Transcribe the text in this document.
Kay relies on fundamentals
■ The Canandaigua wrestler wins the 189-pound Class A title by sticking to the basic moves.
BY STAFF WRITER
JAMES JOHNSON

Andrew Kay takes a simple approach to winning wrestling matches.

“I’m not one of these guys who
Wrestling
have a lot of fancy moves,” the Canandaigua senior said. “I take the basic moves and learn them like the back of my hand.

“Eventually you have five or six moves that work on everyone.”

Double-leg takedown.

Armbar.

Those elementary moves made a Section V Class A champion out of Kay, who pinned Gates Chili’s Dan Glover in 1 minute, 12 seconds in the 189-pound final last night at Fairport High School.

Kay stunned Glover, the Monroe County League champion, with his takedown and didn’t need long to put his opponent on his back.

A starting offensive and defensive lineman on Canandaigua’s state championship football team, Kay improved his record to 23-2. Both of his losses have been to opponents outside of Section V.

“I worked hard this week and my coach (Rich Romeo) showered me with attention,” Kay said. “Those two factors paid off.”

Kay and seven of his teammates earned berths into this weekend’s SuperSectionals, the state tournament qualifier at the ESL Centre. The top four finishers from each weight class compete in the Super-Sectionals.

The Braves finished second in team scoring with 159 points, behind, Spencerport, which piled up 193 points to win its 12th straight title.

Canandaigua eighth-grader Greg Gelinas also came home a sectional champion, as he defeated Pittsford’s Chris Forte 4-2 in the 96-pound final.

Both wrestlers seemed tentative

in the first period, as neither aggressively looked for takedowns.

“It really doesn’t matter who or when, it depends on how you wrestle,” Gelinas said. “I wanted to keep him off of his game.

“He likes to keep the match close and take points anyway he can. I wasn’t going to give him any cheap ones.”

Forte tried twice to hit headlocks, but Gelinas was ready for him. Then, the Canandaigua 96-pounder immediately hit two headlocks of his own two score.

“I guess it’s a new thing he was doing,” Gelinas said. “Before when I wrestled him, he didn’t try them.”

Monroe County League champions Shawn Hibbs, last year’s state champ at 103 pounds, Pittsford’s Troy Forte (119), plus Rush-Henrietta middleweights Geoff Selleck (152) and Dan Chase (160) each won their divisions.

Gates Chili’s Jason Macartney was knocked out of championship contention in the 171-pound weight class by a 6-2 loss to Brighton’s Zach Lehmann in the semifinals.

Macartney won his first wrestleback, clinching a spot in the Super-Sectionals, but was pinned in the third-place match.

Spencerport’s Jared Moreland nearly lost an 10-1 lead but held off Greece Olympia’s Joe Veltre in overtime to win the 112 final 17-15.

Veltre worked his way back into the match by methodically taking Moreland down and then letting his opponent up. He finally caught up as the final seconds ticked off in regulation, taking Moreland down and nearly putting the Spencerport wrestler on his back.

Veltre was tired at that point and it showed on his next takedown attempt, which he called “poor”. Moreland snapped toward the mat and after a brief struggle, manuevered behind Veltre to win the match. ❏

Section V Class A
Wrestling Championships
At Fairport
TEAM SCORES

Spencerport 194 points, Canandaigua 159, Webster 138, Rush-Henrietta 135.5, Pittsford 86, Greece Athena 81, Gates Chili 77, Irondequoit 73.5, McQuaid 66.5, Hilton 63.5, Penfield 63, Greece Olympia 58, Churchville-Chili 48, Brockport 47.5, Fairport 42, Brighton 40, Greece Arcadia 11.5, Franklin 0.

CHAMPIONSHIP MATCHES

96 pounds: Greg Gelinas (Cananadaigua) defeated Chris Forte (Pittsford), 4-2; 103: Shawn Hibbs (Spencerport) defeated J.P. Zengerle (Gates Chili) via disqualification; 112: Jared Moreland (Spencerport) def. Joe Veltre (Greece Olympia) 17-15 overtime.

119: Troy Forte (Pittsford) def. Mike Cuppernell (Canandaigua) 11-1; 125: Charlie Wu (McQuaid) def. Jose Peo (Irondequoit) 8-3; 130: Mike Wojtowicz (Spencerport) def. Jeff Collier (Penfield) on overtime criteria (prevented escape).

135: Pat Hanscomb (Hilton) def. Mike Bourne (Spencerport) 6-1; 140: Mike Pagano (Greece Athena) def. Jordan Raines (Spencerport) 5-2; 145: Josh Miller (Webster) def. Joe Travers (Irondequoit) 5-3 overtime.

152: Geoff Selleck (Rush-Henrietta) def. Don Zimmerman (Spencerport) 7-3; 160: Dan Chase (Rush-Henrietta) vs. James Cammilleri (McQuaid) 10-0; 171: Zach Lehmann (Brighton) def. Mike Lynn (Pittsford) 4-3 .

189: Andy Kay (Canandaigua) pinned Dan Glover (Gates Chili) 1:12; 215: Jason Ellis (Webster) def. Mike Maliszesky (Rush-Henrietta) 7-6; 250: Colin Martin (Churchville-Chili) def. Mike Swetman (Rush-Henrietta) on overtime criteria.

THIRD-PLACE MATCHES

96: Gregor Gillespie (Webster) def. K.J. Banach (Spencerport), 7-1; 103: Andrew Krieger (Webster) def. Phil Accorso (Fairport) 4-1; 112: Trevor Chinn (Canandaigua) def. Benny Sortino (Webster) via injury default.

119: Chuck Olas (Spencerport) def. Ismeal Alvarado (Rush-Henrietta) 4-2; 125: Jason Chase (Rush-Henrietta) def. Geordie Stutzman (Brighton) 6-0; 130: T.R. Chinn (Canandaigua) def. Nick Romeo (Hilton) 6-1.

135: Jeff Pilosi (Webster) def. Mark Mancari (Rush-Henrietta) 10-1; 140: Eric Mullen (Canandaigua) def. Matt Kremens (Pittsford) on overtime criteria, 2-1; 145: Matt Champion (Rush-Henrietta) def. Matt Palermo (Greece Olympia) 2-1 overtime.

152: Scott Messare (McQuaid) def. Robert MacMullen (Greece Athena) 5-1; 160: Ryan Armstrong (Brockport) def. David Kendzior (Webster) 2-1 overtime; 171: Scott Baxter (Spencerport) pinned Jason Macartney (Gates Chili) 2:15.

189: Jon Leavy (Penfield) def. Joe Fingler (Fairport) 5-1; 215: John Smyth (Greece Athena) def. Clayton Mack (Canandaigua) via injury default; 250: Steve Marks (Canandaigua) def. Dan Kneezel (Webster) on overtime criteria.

__GIVEN TASK__. Using the entries above, return each line that includes the word "didn".

__COMPLETED EXERCISE__.
Kay stunned Glover, the Monroe County League champion, with his takedown and didn’t need long to put his opponent on his back.
“I guess it’s a new thing he was doing,” Gelinas said. “Before when I wrestled him, he didn’t try them.”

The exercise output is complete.